◆ **DATA EXCERPTS**
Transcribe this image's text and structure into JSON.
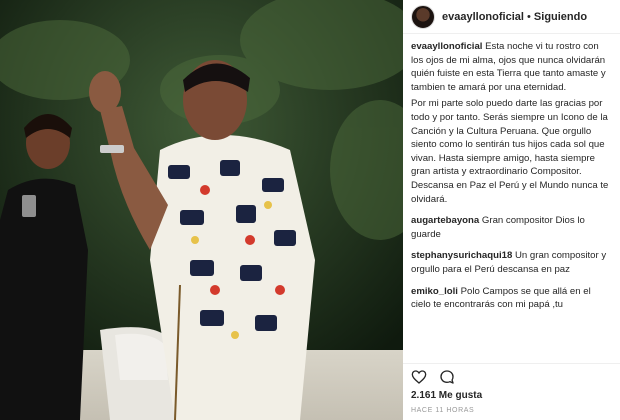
{
  "post": {
    "username": "evaayllonoficial",
    "separator": "•",
    "follow_status": "Siguiendo",
    "caption_p1": "Esta noche vi tu rostro con los ojos de mi alma, ojos que nunca olvidarán quién fuiste en esta Tierra que tanto amaste y tambien te amará por una eternidad.",
    "caption_p2": "Por mi parte solo puedo darte las gracias por todo y por tanto. Serás siempre un Icono de la Canción y la Cultura Peruana. Que orgullo siento como lo sentirán tus hijos cada sol que vivan. Hasta siempre amigo, hasta siempre gran artista y extraordinario Compositor. Descansa en Paz el Perú y el Mundo nunca te olvidará.",
    "likes": "2.161 Me gusta",
    "timestamp": "HACE 11 HORAS"
  },
  "comments": [
    {
      "user": "augartebayona",
      "text": "Gran compositor Dios lo guarde"
    },
    {
      "user": "stephanysurichaqui18",
      "text": "Un gran compositor y orgullo para el Perú descansa en paz"
    },
    {
      "user": "emiko_loli",
      "text": "Polo Campos se que allá en el cielo te encontrarás con mi papá ,tu"
    }
  ],
  "icons": {
    "avatar": "profile-avatar",
    "like": "heart-icon",
    "comment": "comment-bubble-icon"
  },
  "colors": {
    "text": "#262626",
    "muted": "#999999",
    "border": "#efefef"
  }
}
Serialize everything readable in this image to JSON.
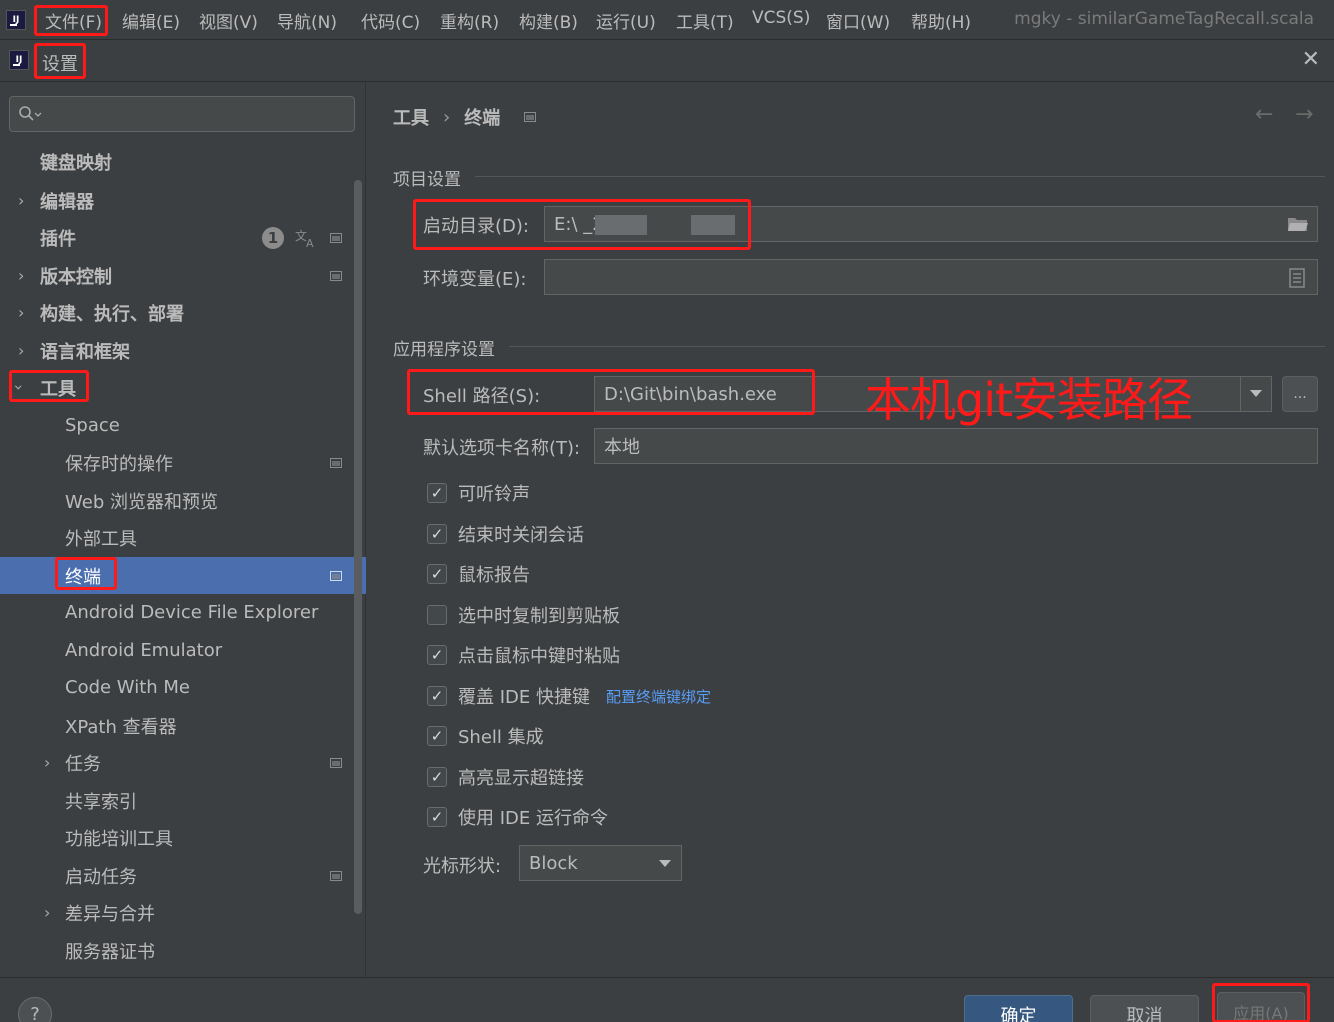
{
  "menubar": {
    "items": [
      "文件(F)",
      "编辑(E)",
      "视图(V)",
      "导航(N)",
      "代码(C)",
      "重构(R)",
      "构建(B)",
      "运行(U)",
      "工具(T)",
      "VCS(S)",
      "窗口(W)",
      "帮助(H)"
    ],
    "window_title": "mgky - similarGameTagRecall.scala"
  },
  "dialog": {
    "title": "设置",
    "close_glyph": "✕"
  },
  "sidebar": {
    "search_placeholder": "",
    "plugin_badge": "1",
    "items": [
      {
        "label": "键盘映射"
      },
      {
        "label": "编辑器"
      },
      {
        "label": "插件"
      },
      {
        "label": "版本控制"
      },
      {
        "label": "构建、执行、部署"
      },
      {
        "label": "语言和框架"
      },
      {
        "label": "工具"
      },
      {
        "label": "Space"
      },
      {
        "label": "保存时的操作"
      },
      {
        "label": "Web 浏览器和预览"
      },
      {
        "label": "外部工具"
      },
      {
        "label": "终端"
      },
      {
        "label": "Android Device File Explorer"
      },
      {
        "label": "Android Emulator"
      },
      {
        "label": "Code With Me"
      },
      {
        "label": "XPath 查看器"
      },
      {
        "label": "任务"
      },
      {
        "label": "共享索引"
      },
      {
        "label": "功能培训工具"
      },
      {
        "label": "启动任务"
      },
      {
        "label": "差异与合并"
      },
      {
        "label": "服务器证书"
      }
    ]
  },
  "breadcrumb": {
    "parent": "工具",
    "separator": "›",
    "current": "终端",
    "back_glyph": "←",
    "forward_glyph": "→"
  },
  "project_settings": {
    "title": "项目设置",
    "start_dir_label": "启动目录(D):",
    "start_dir_value": "E:\\       _2022\\",
    "env_label": "环境变量(E):",
    "env_value": ""
  },
  "app_settings": {
    "title": "应用程序设置",
    "shell_path_label": "Shell 路径(S):",
    "shell_path_value": "D:\\Git\\bin\\bash.exe",
    "annotation": "本机git安装路径",
    "browse_label": "...",
    "tab_name_label": "默认选项卡名称(T):",
    "tab_name_value": "本地",
    "checkboxes": [
      {
        "label": "可听铃声",
        "checked": "✓"
      },
      {
        "label": "结束时关闭会话",
        "checked": "✓"
      },
      {
        "label": "鼠标报告",
        "checked": "✓"
      },
      {
        "label": "选中时复制到剪贴板",
        "checked": ""
      },
      {
        "label": "点击鼠标中键时粘贴",
        "checked": "✓"
      },
      {
        "label": "覆盖 IDE 快捷键",
        "checked": "✓"
      },
      {
        "label": "Shell 集成",
        "checked": "✓"
      },
      {
        "label": "高亮显示超链接",
        "checked": "✓"
      },
      {
        "label": "使用 IDE 运行命令",
        "checked": "✓"
      }
    ],
    "keybinding_link": "配置终端键绑定",
    "cursor_label": "光标形状:",
    "cursor_value": "Block"
  },
  "footer": {
    "help_label": "?",
    "ok_label": "确定",
    "cancel_label": "取消",
    "apply_label": "应用(A)"
  }
}
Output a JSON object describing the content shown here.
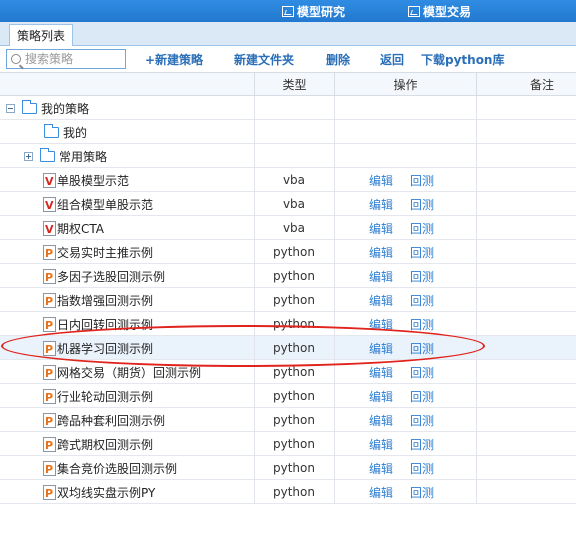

◆ **WRITTEN TASK**
Pictures in the records must not appear in the copy; transcribe everything else precisely.

◆ **TASK RESPONSE**
Transcribe this image's text and structure into JSON.
{
  "post": {
    "username": "evaayllonoficial",
    "separator": "•",
    "follow_status": "Siguiendo",
    "caption_p1": "Esta noche vi tu rostro con los ojos de mi alma, ojos que nunca olvidarán quién fuiste en esta Tierra que tanto amaste y tambien te amará por una eternidad.",
    "caption_p2": "Por mi parte solo puedo darte las gracias por todo y por tanto. Serás siempre un Icono de la Canción y la Cultura Peruana. Que orgullo siento como lo sentirán tus hijos cada sol que vivan. Hasta siempre amigo, hasta siempre gran artista y extraordinario Compositor. Descansa en Paz el Perú y el Mundo nunca te olvidará.",
    "likes": "2.161 Me gusta",
    "timestamp": "HACE 11 HORAS"
  },
  "comments": [
    {
      "user": "augartebayona",
      "text": "Gran compositor Dios lo guarde"
    },
    {
      "user": "stephanysurichaqui18",
      "text": "Un gran compositor y orgullo para el Perú descansa en paz"
    },
    {
      "user": "emiko_loli",
      "text": "Polo Campos se que allá en el cielo te encontrarás con mi papá ,tu"
    }
  ],
  "icons": {
    "avatar": "profile-avatar",
    "like": "heart-icon",
    "comment": "comment-bubble-icon"
  },
  "colors": {
    "text": "#262626",
    "muted": "#999999",
    "border": "#efefef"
  }
}
Serialize everything readable in this image to JSON.
{
  "menubar": {
    "items": [
      "文件(F)",
      "编辑(E)",
      "视图(V)",
      "导航(N)",
      "代码(C)",
      "重构(R)",
      "构建(B)",
      "运行(U)",
      "工具(T)",
      "VCS(S)",
      "窗口(W)",
      "帮助(H)"
    ],
    "window_title": "mgky - similarGameTagRecall.scala"
  },
  "dialog": {
    "title": "设置",
    "close_glyph": "✕"
  },
  "sidebar": {
    "search_placeholder": "",
    "plugin_badge": "1",
    "items": [
      {
        "label": "键盘映射"
      },
      {
        "label": "编辑器"
      },
      {
        "label": "插件"
      },
      {
        "label": "版本控制"
      },
      {
        "label": "构建、执行、部署"
      },
      {
        "label": "语言和框架"
      },
      {
        "label": "工具"
      },
      {
        "label": "Space"
      },
      {
        "label": "保存时的操作"
      },
      {
        "label": "Web 浏览器和预览"
      },
      {
        "label": "外部工具"
      },
      {
        "label": "终端"
      },
      {
        "label": "Android Device File Explorer"
      },
      {
        "label": "Android Emulator"
      },
      {
        "label": "Code With Me"
      },
      {
        "label": "XPath 查看器"
      },
      {
        "label": "任务"
      },
      {
        "label": "共享索引"
      },
      {
        "label": "功能培训工具"
      },
      {
        "label": "启动任务"
      },
      {
        "label": "差异与合并"
      },
      {
        "label": "服务器证书"
      }
    ]
  },
  "breadcrumb": {
    "parent": "工具",
    "separator": "›",
    "current": "终端",
    "back_glyph": "←",
    "forward_glyph": "→"
  },
  "project_settings": {
    "title": "项目设置",
    "start_dir_label": "启动目录(D):",
    "start_dir_value": "E:\\       _2022\\",
    "env_label": "环境变量(E):",
    "env_value": ""
  },
  "app_settings": {
    "title": "应用程序设置",
    "shell_path_label": "Shell 路径(S):",
    "shell_path_value": "D:\\Git\\bin\\bash.exe",
    "annotation": "本机git安装路径",
    "browse_label": "...",
    "tab_name_label": "默认选项卡名称(T):",
    "tab_name_value": "本地",
    "checkboxes": [
      {
        "label": "可听铃声",
        "checked": "✓"
      },
      {
        "label": "结束时关闭会话",
        "checked": "✓"
      },
      {
        "label": "鼠标报告",
        "checked": "✓"
      },
      {
        "label": "选中时复制到剪贴板",
        "checked": ""
      },
      {
        "label": "点击鼠标中键时粘贴",
        "checked": "✓"
      },
      {
        "label": "覆盖 IDE 快捷键",
        "checked": "✓"
      },
      {
        "label": "Shell 集成",
        "checked": "✓"
      },
      {
        "label": "高亮显示超链接",
        "checked": "✓"
      },
      {
        "label": "使用 IDE 运行命令",
        "checked": "✓"
      }
    ],
    "keybinding_link": "配置终端键绑定",
    "cursor_label": "光标形状:",
    "cursor_value": "Block"
  },
  "footer": {
    "help_label": "?",
    "ok_label": "确定",
    "cancel_label": "取消",
    "apply_label": "应用(A)"
  }
}
Output a JSON object describing the content shown here.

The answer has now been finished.